▸ **Challenge**
Pictures do not belong in the copy, so please give every entry below again exactly.

----- Source records

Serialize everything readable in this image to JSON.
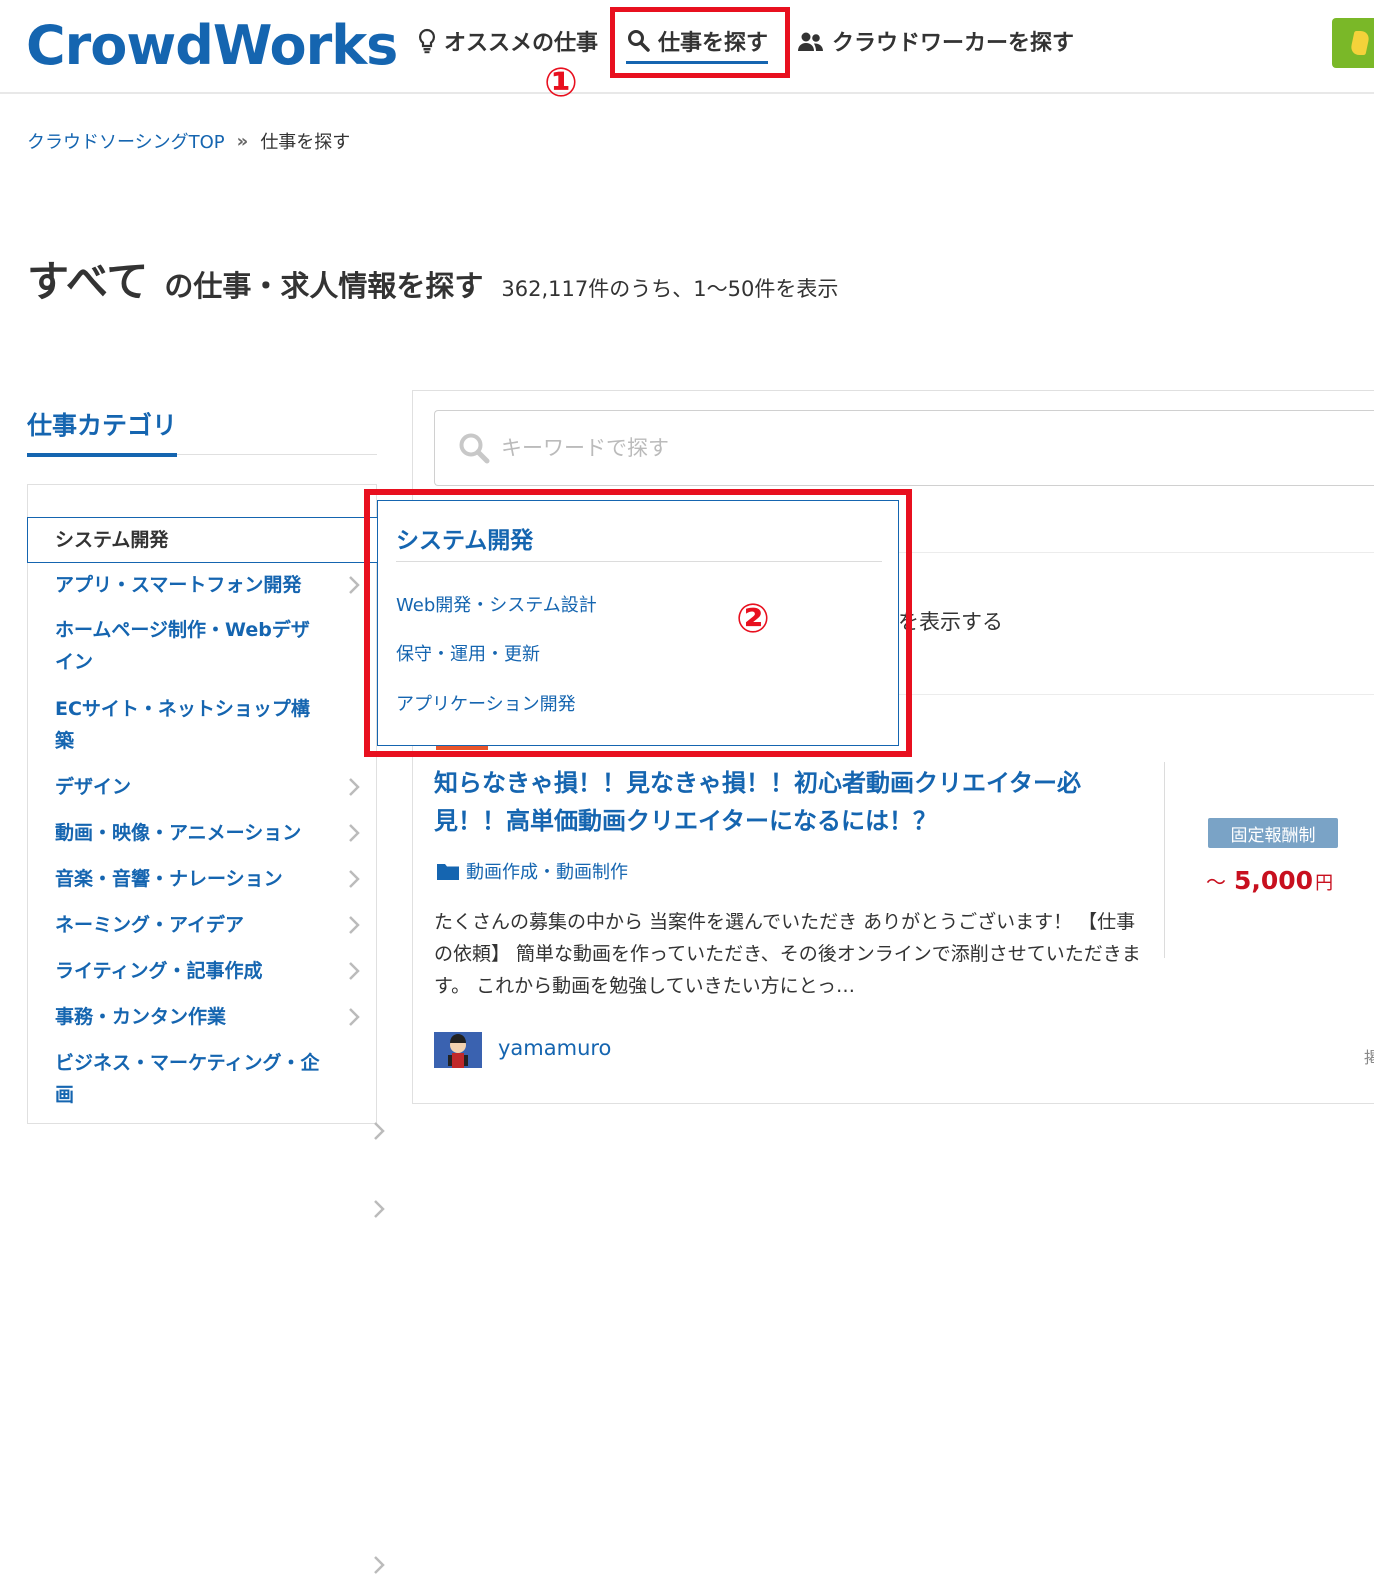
{
  "header": {
    "logo": "CrowdWorks",
    "nav": {
      "recommend": "オススメの仕事",
      "find_job": "仕事を探す",
      "find_worker": "クラウドワーカーを探す"
    }
  },
  "annotations": {
    "one": "①",
    "two": "②"
  },
  "breadcrumb": {
    "top": "クラウドソーシングTOP",
    "sep": "»",
    "current": "仕事を探す"
  },
  "title": {
    "big": "すべて",
    "mid": "の仕事・求人情報を探す",
    "count": "362,117件のうち、1～50件を表示"
  },
  "sidebar": {
    "heading": "仕事カテゴリ",
    "items": [
      "システム開発",
      "アプリ・スマートフォン開発",
      "ホームページ制作・Webデザイン",
      "ECサイト・ネットショップ構築",
      "デザイン",
      "動画・映像・アニメーション",
      "音楽・音響・ナレーション",
      "ネーミング・アイデア",
      "ライティング・記事作成",
      "事務・カンタン作業",
      "ビジネス・マーケティング・企画"
    ]
  },
  "search": {
    "placeholder": "キーワードで探す"
  },
  "partial_text": "を表示する",
  "flyout": {
    "title": "システム開発",
    "links": [
      "Web開発・システム設計",
      "保守・運用・更新",
      "アプリケーション開発"
    ]
  },
  "job": {
    "title": "知らなきゃ損！！見なきゃ損！！初心者動画クリエイター必見！！高単価動画クリエイターになるには！？",
    "category": "動画作成・動画制作",
    "description": "たくさんの募集の中から 当案件を選んでいただき ありがとうございます！ 【仕事の依頼】 簡単な動画を作っていただき、その後オンラインで添削させていただきます。 これから動画を勉強していきたい方にとっ…",
    "pay_type": "固定報酬制",
    "price_prefix": "～",
    "price": "5,000",
    "price_unit": "円",
    "client": "yamamuro",
    "edge_char": "掲"
  },
  "colors": {
    "brand": "#1565b0",
    "highlight": "#e8101f",
    "price": "#c8101f",
    "badge": "#7aa3c6"
  }
}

----------

▸ **Full output**
Serialize everything readable in this image to JSON.
{
  "header": {
    "logo": "CrowdWorks",
    "nav": {
      "recommend": "オススメの仕事",
      "find_job": "仕事を探す",
      "find_worker": "クラウドワーカーを探す"
    }
  },
  "annotations": {
    "one": "①",
    "two": "②"
  },
  "breadcrumb": {
    "top": "クラウドソーシングTOP",
    "sep": "»",
    "current": "仕事を探す"
  },
  "title": {
    "big": "すべて",
    "mid": "の仕事・求人情報を探す",
    "count": "362,117件のうち、1～50件を表示"
  },
  "sidebar": {
    "heading": "仕事カテゴリ",
    "items": [
      "システム開発",
      "アプリ・スマートフォン開発",
      "ホームページ制作・Webデザイン",
      "ECサイト・ネットショップ構築",
      "デザイン",
      "動画・映像・アニメーション",
      "音楽・音響・ナレーション",
      "ネーミング・アイデア",
      "ライティング・記事作成",
      "事務・カンタン作業",
      "ビジネス・マーケティング・企画"
    ]
  },
  "search": {
    "placeholder": "キーワードで探す"
  },
  "partial_text": "を表示する",
  "flyout": {
    "title": "システム開発",
    "links": [
      "Web開発・システム設計",
      "保守・運用・更新",
      "アプリケーション開発"
    ]
  },
  "job": {
    "title": "知らなきゃ損！！見なきゃ損！！初心者動画クリエイター必見！！高単価動画クリエイターになるには！？",
    "category": "動画作成・動画制作",
    "description": "たくさんの募集の中から 当案件を選んでいただき ありがとうございます！ 【仕事の依頼】 簡単な動画を作っていただき、その後オンラインで添削させていただきます。 これから動画を勉強していきたい方にとっ…",
    "pay_type": "固定報酬制",
    "price_prefix": "～",
    "price": "5,000",
    "price_unit": "円",
    "client": "yamamuro",
    "edge_char": "掲"
  },
  "colors": {
    "brand": "#1565b0",
    "highlight": "#e8101f",
    "price": "#c8101f",
    "badge": "#7aa3c6"
  }
}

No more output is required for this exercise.